=== LISTED RECORDS ===

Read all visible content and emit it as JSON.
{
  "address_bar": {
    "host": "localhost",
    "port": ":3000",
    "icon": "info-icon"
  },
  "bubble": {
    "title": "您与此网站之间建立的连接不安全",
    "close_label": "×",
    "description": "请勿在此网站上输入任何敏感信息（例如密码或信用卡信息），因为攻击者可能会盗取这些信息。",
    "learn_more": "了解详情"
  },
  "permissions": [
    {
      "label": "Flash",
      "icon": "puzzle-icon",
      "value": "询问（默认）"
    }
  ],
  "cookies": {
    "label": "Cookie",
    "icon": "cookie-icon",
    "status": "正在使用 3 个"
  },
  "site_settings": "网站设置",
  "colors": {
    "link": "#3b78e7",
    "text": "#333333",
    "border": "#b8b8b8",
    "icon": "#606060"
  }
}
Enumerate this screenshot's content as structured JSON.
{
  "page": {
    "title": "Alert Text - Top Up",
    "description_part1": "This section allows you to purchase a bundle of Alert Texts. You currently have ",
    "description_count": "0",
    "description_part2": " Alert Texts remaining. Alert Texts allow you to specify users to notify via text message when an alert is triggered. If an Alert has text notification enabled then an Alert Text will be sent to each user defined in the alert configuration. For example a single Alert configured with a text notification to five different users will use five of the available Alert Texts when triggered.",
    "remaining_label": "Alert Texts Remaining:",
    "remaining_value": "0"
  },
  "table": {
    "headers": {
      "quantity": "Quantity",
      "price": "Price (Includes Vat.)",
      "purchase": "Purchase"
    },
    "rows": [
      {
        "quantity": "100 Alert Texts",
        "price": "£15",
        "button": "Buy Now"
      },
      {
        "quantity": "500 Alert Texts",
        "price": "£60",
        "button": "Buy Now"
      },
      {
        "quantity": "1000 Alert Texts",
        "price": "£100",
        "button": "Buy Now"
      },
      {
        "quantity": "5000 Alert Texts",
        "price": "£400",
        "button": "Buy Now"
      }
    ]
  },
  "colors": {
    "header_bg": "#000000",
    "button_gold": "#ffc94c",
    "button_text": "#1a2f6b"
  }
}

===

Only the number is wanted: how many lines contain the string "title"?

→ **RESPONSE TO THIS EXERCISE**:
2